**THE TASK:**
Copy out each line of the data that holds the word "text".

**DATA TO USE:**
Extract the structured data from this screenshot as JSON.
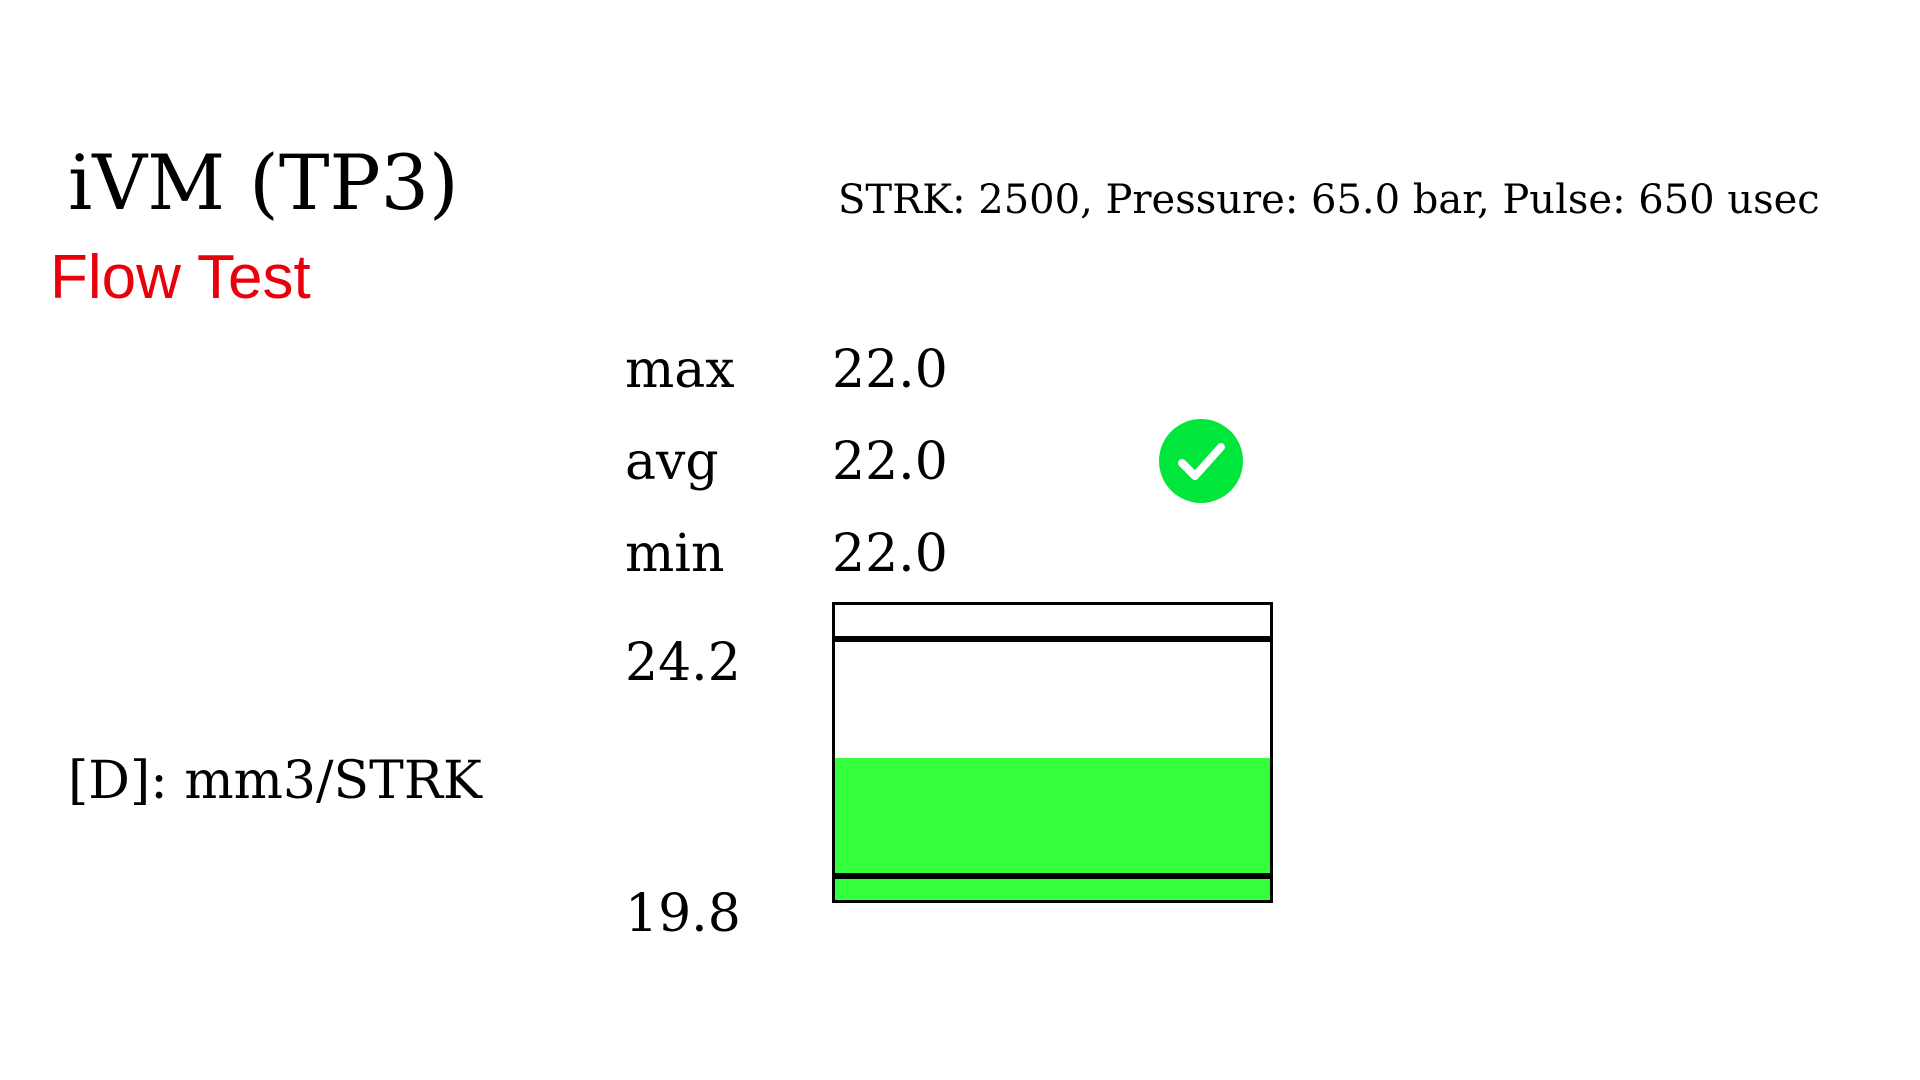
{
  "header": {
    "title": "iVM (TP3)",
    "subtitle": "Flow Test",
    "subtitle_color": "#e8000b"
  },
  "parameters": {
    "text": "STRK: 2500, Pressure: 65.0 bar, Pulse: 650 usec"
  },
  "stats": {
    "max_label": "max",
    "max_value": "22.0",
    "avg_label": "avg",
    "avg_value": "22.0",
    "min_label": "min",
    "min_value": "22.0"
  },
  "status": {
    "icon": "check-circle-icon",
    "color": "#00e63a"
  },
  "gauge": {
    "upper_label": "24.2",
    "lower_label": "19.8",
    "upper_limit": 24.2,
    "lower_limit": 19.8,
    "value": 22.0,
    "fill_color": "#33ff3c"
  },
  "units": {
    "text": "[D]: mm3/STRK"
  }
}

**IN RESPONSE:**
    "text": "STRK: 2500, Pressure: 65.0 bar, Pulse: 650 usec"
    "text": "[D]: mm3/STRK"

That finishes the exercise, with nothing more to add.